Only the number is needed: how many lines contain the word "this"?

▶ Available data
——————————

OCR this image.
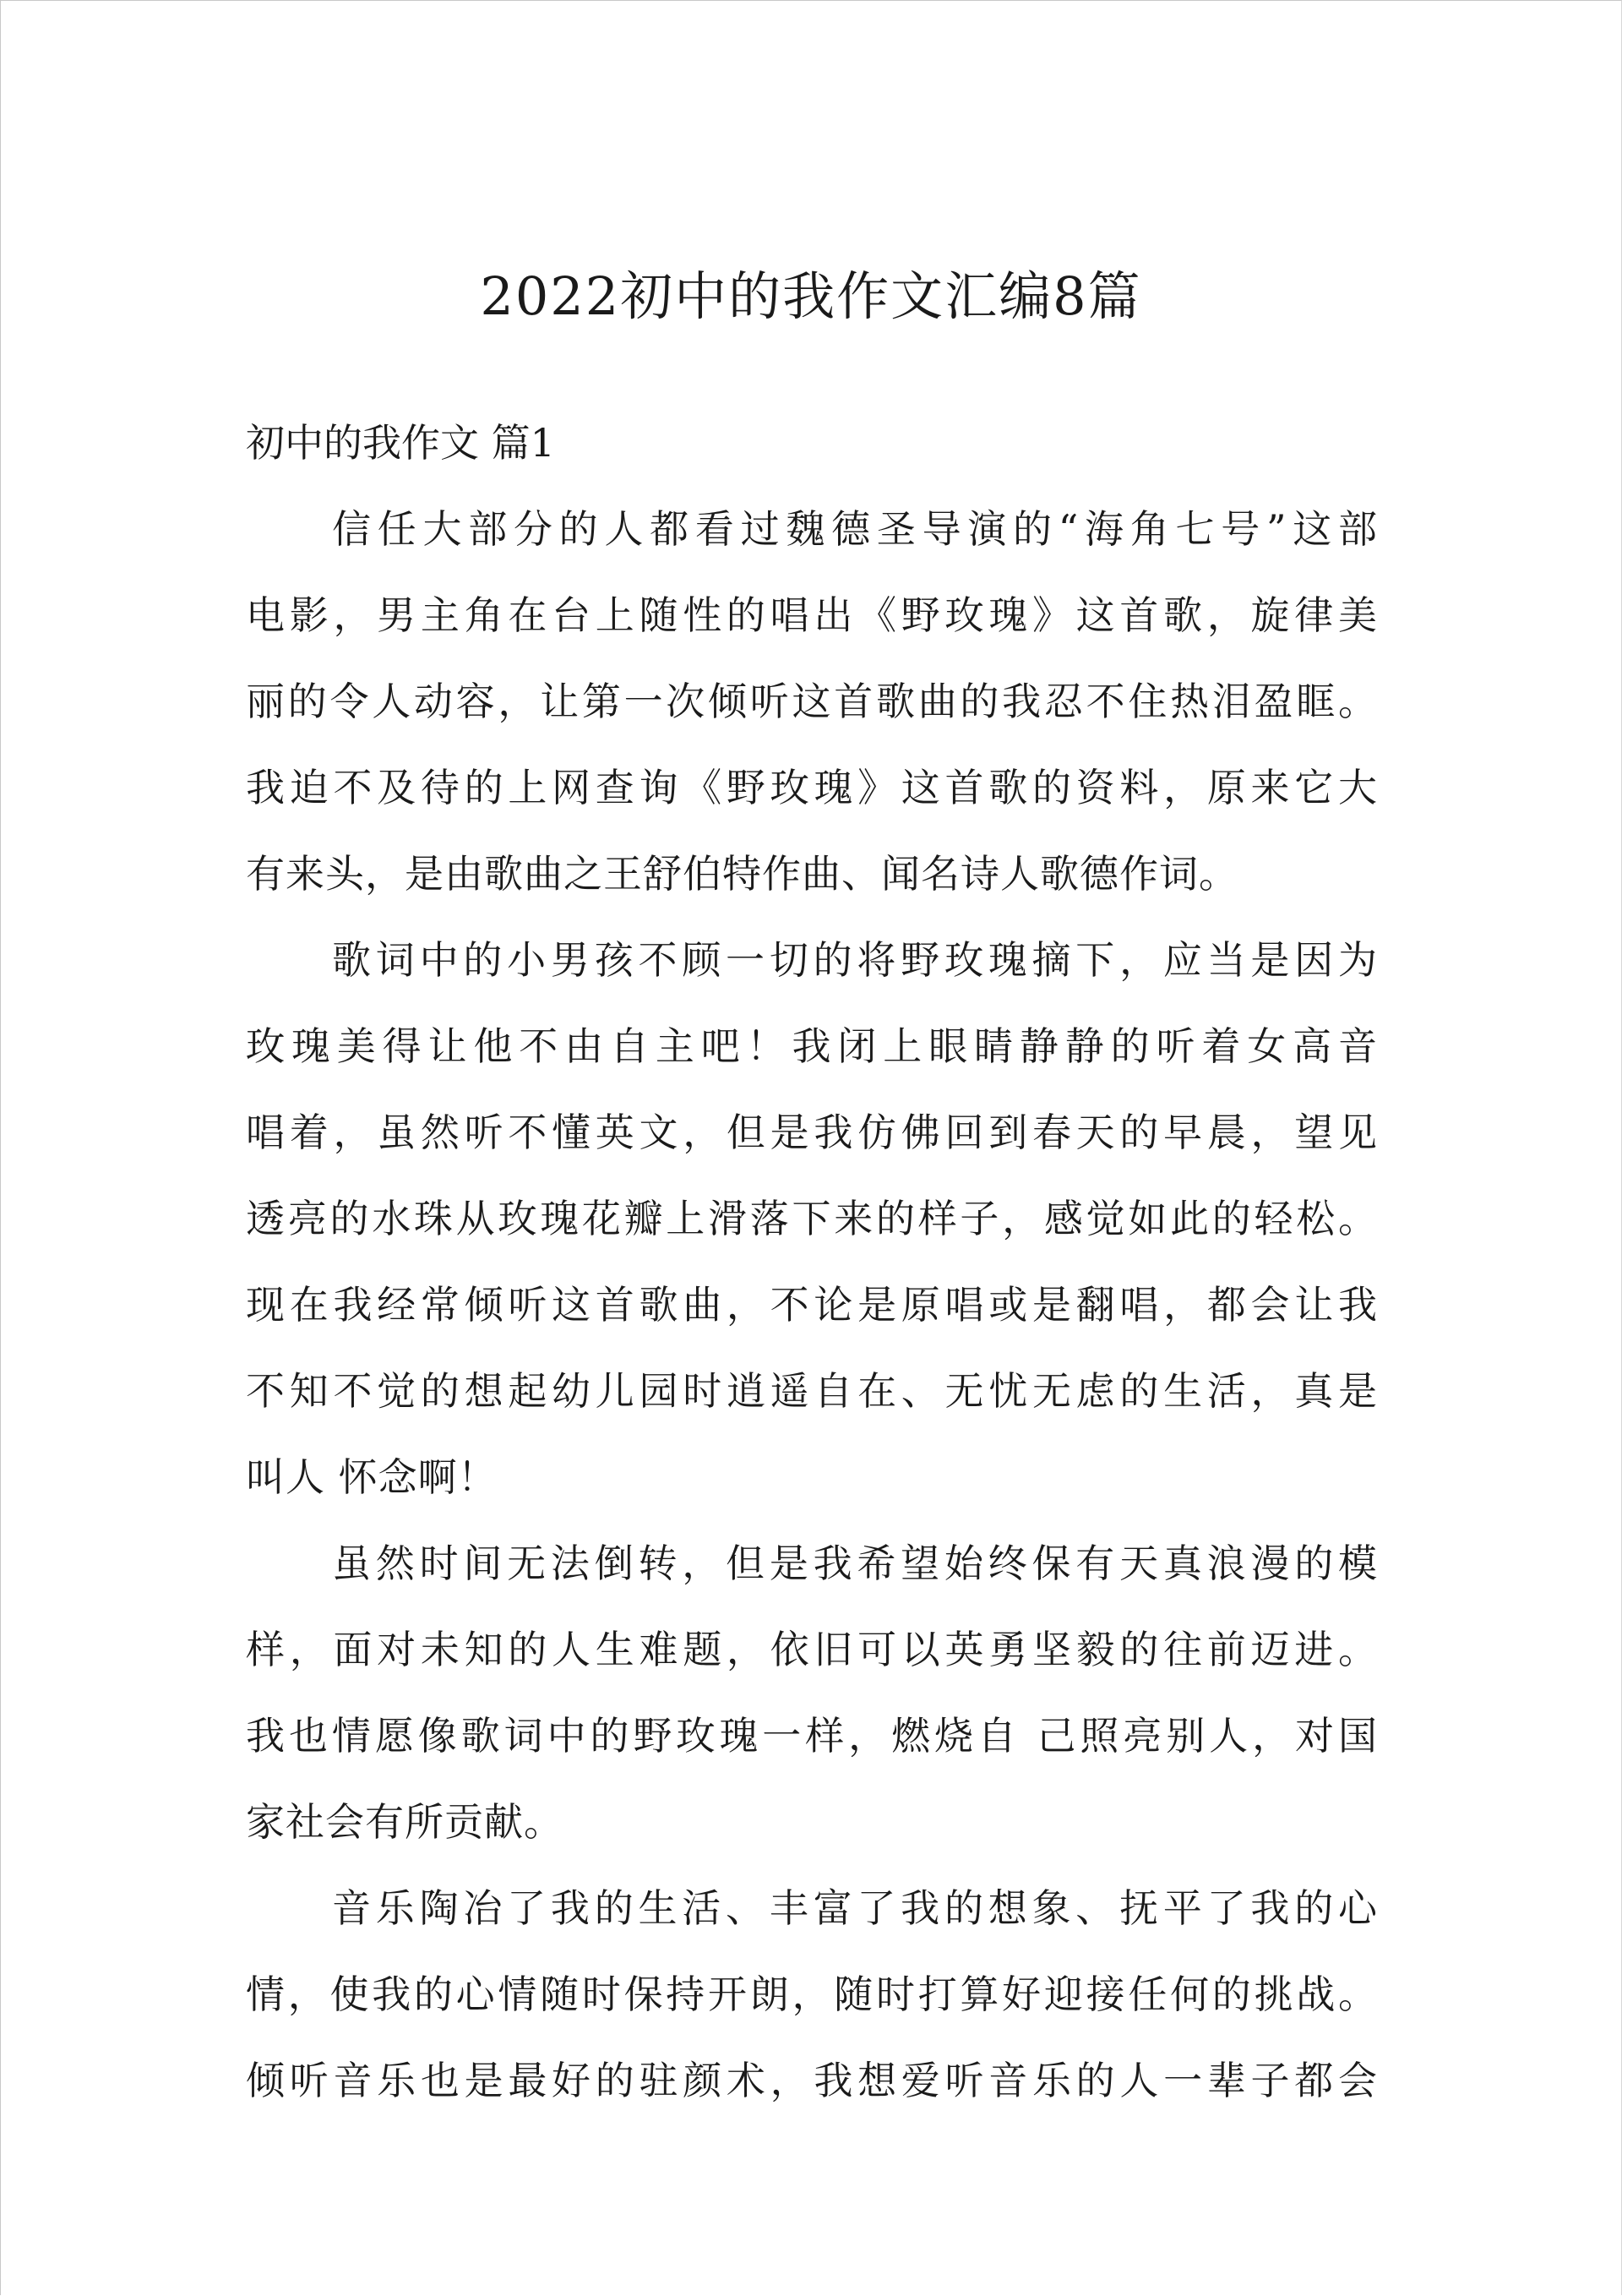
2022初中的我作文汇编8篇
初中的我作文 篇1
信任大部分的人都看过魏德圣导演的“海角七号”这部
电影，男主角在台上随性的唱出《野玫瑰》这首歌，旋律美
丽的令人动容，让第一次倾听这首歌曲的我忍不住热泪盈眶。
我迫不及待的上网查询《野玫瑰》这首歌的资料，原来它大
有来头，是由歌曲之王舒伯特作曲、闻名诗人歌德作词。
歌词中的小男孩不顾一切的将野玫瑰摘下，应当是因为
玫瑰美得让他不由自主吧！我闭上眼睛静静的听着女高音
唱着，虽然听不懂英文，但是我仿佛回到春天的早晨，望见
透亮的水珠从玫瑰花瓣上滑落下来的样子，感觉如此的轻松。
现在我经常倾听这首歌曲，不论是原唱或是翻唱，都会让我
不知不觉的想起幼儿园时逍遥自在、无忧无虑的生活，真是
叫人 怀念啊！
虽然时间无法倒转，但是我希望始终保有天真浪漫的模
样，面对未知的人生难题，依旧可以英勇坚毅的往前迈进。
我也情愿像歌词中的野玫瑰一样，燃烧自 己照亮别人，对国
家社会有所贡献。
音乐陶冶了我的生活、丰富了我的想象、抚平了我的心
情，使我的心情随时保持开朗，随时打算好迎接任何的挑战。
倾听音乐也是最好的驻颜术，我想爱听音乐的人一辈子都会
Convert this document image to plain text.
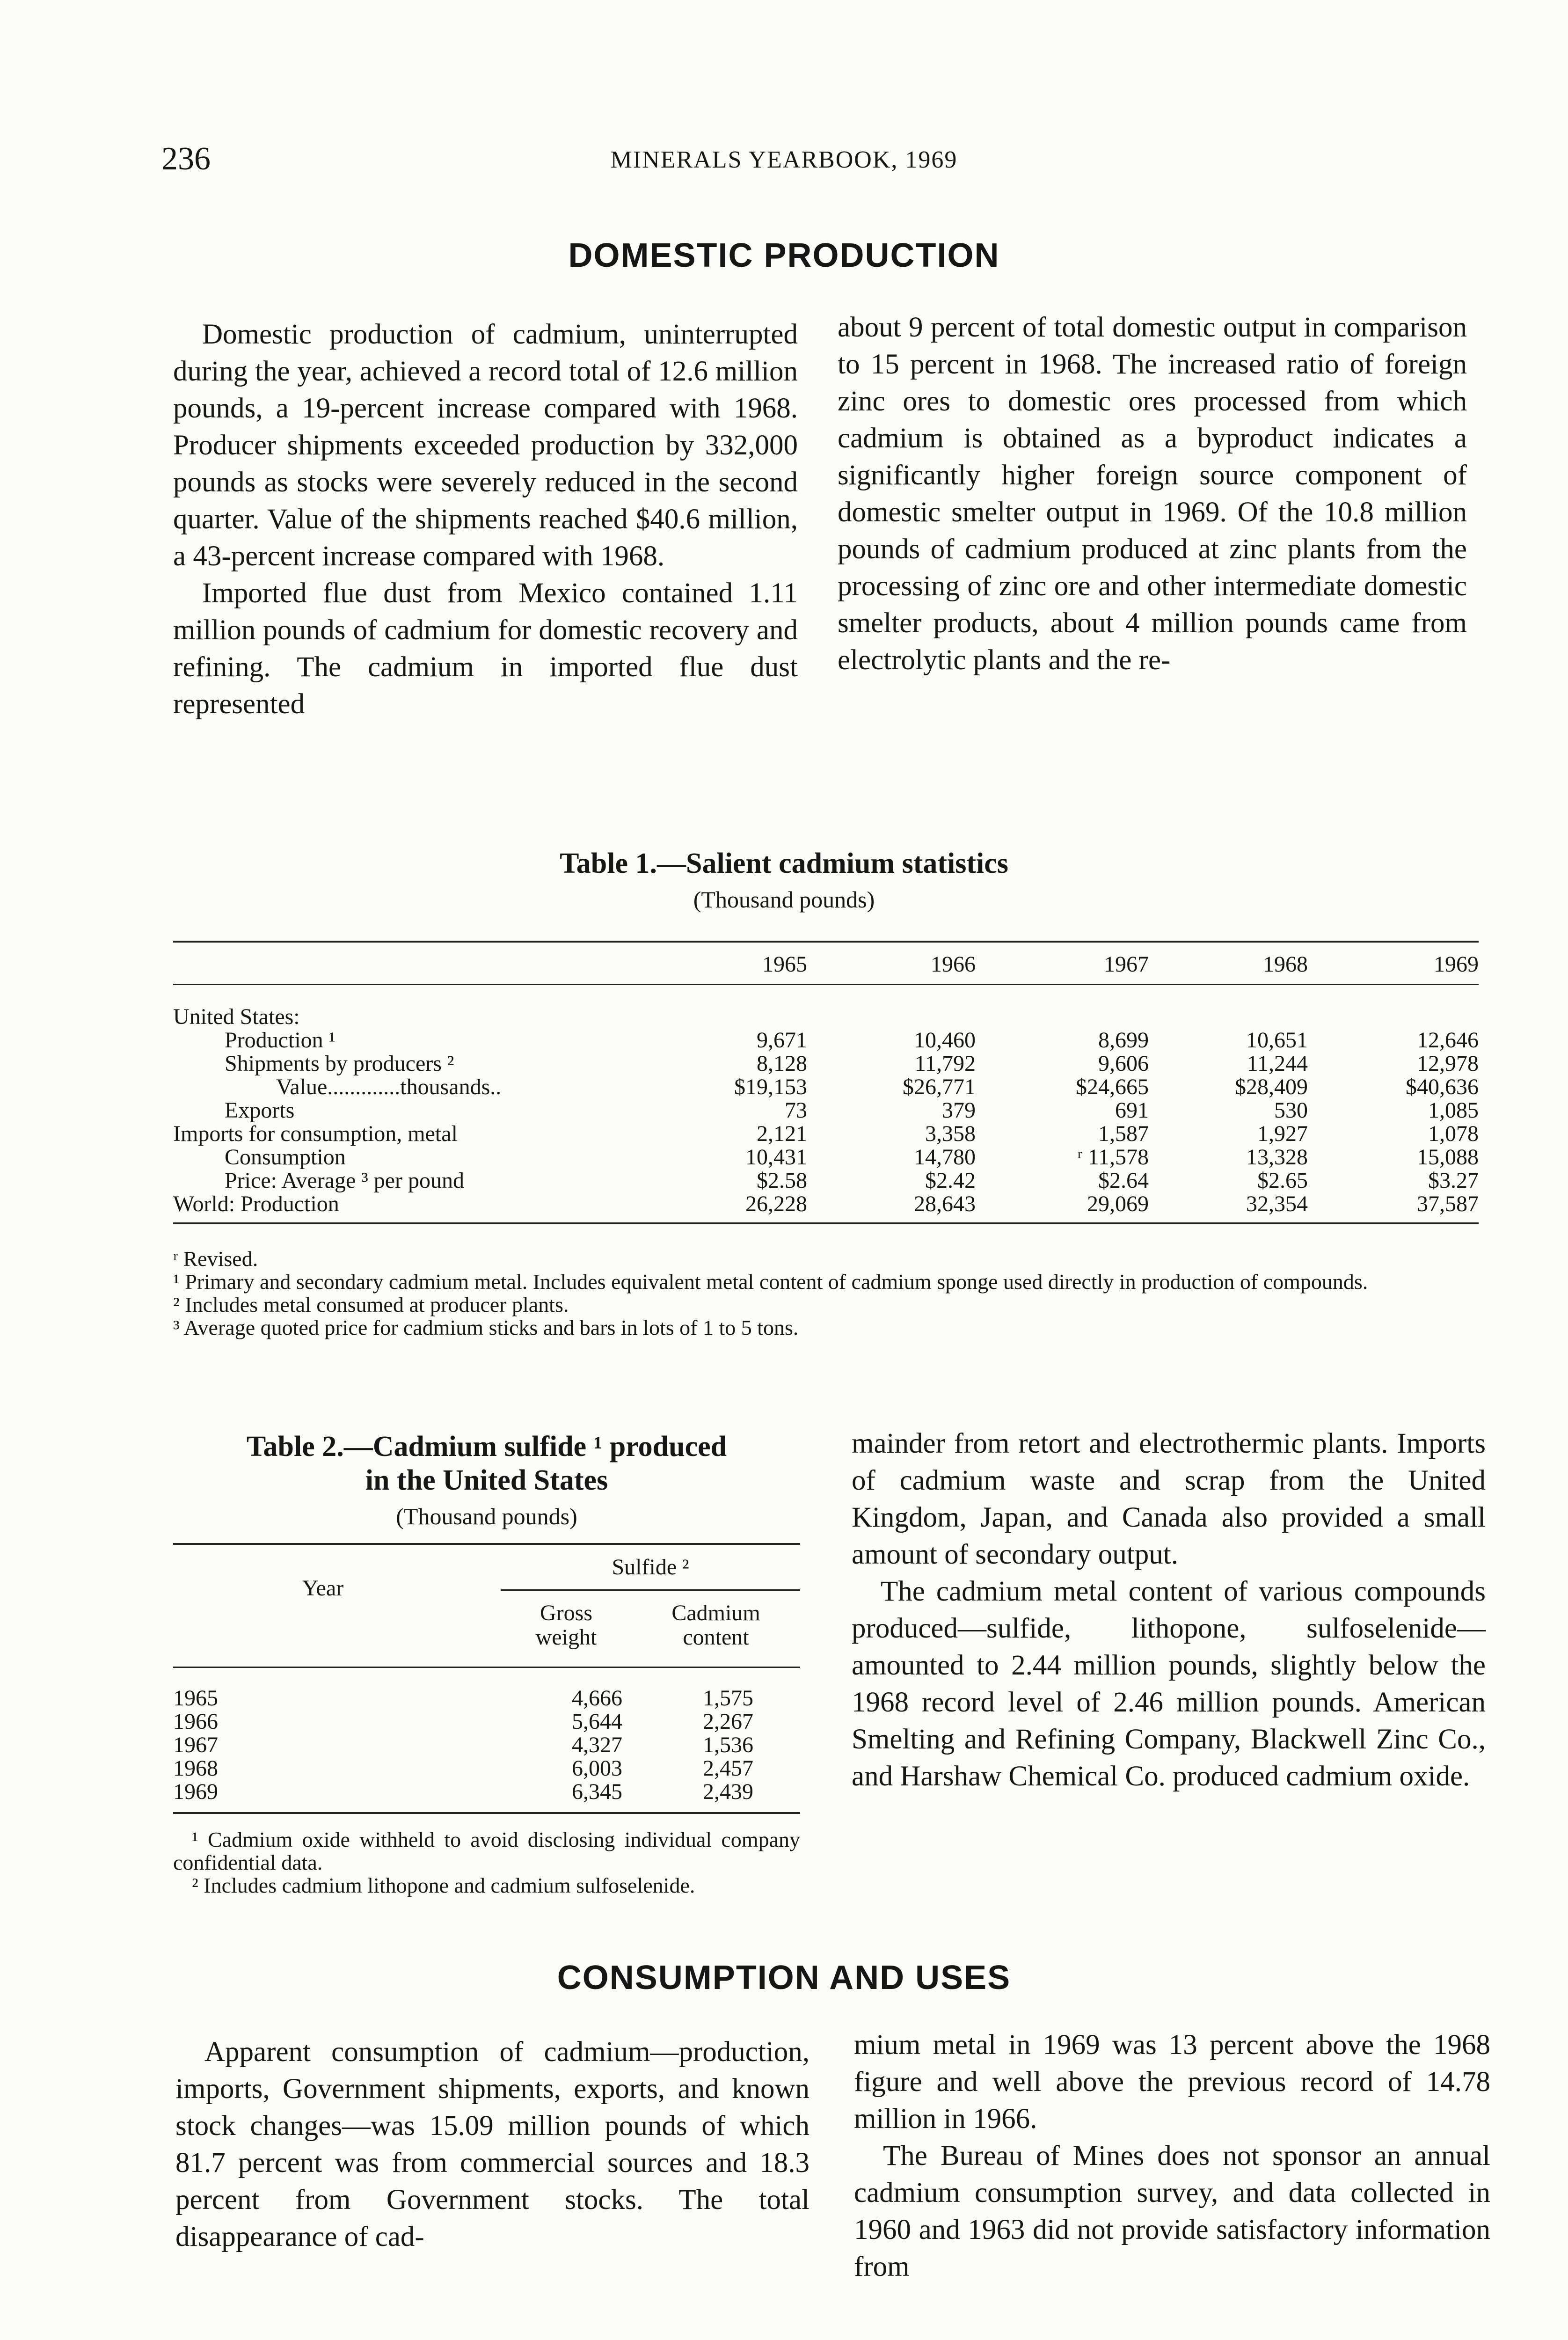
236	MINERALS YEARBOOK, 1969
DOMESTIC PRODUCTION

Domestic production of cadmium, uninterrupted during the year, achieved a record total of 12.6 million pounds, a 19-percent increase compared with 1968. Producer shipments exceeded production by 332,000 pounds as stocks were severely reduced in the second quarter. Value of the shipments reached $40.6 million, a 43-percent increase compared with 1968.

Imported flue dust from Mexico contained 1.11 million pounds of cadmium for domestic recovery and refining. The cadmium in imported flue dust represented

about 9 percent of total domestic output in comparison to 15 percent in 1968. The increased ratio of foreign zinc ores to domestic ores processed from which cadmium is obtained as a byproduct indicates a significantly higher foreign source component of domestic smelter output in 1969. Of the 10.8 million pounds of cadmium produced at zinc plants from the processing of zinc ore and other intermediate domestic smelter products, about 4 million pounds came from electrolytic plants and the re-

Table 1.—Salient cadmium statistics
(Thousand pounds)
	1965	1966	1967	1968	1969

United States:					
Production ¹	9,671	10,460	8,699	10,651	12,646
Shipments by producers ²	8,128	11,792	9,606	11,244	12,978
Value.............thousands..	$19,153	$26,771	$24,665	$28,409	$40,636
Exports	73	379	691	530	1,085
Imports for consumption, metal	2,121	3,358	1,587	1,927	1,078
Consumption	10,431	14,780	ʳ 11,578	13,328	15,088
Price: Average ³ per pound	$2.58	$2.42	$2.64	$2.65	$3.27
World: Production	26,228	28,643	29,069	32,354	37,587

ʳ Revised.

¹ Primary and secondary cadmium metal. Includes equivalent metal content of cadmium sponge used directly in production of compounds.

² Includes metal consumed at producer plants.

³ Average quoted price for cadmium sticks and bars in lots of 1 to 5 tons.

Table 2.—Cadmium sulfide ¹ produced
in the United States
(Thousand pounds)
Year
Sulfide ²
Gross weight
Cadmium content
1965	4,666	1,575	
1966	5,644	2,267	
1967	4,327	1,536	
1968	6,003	2,457	
1969	6,345	2,439	

¹ Cadmium oxide withheld to avoid disclosing individual company confidential data.

² Includes cadmium lithopone and cadmium sulfoselenide.

mainder from retort and electrothermic plants. Imports of cadmium waste and scrap from the United Kingdom, Japan, and Canada also provided a small amount of secondary output.

The cadmium metal content of various compounds produced—sulfide, lithopone, sulfoselenide—amounted to 2.44 million pounds, slightly below the 1968 record level of 2.46 million pounds. American Smelting and Refining Company, Blackwell Zinc Co., and Harshaw Chemical Co. produced cadmium oxide.

CONSUMPTION AND USES

Apparent consumption of cadmium—production, imports, Government shipments, exports, and known stock changes—was 15.09 million pounds of which 81.7 percent was from commercial sources and 18.3 percent from Government stocks. The total disappearance of cad-

mium metal in 1969 was 13 percent above the 1968 figure and well above the previous record of 14.78 million in 1966.

The Bureau of Mines does not sponsor an annual cadmium consumption survey, and data collected in 1960 and 1963 did not provide satisfactory information from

——————————

▶ Response to the task
2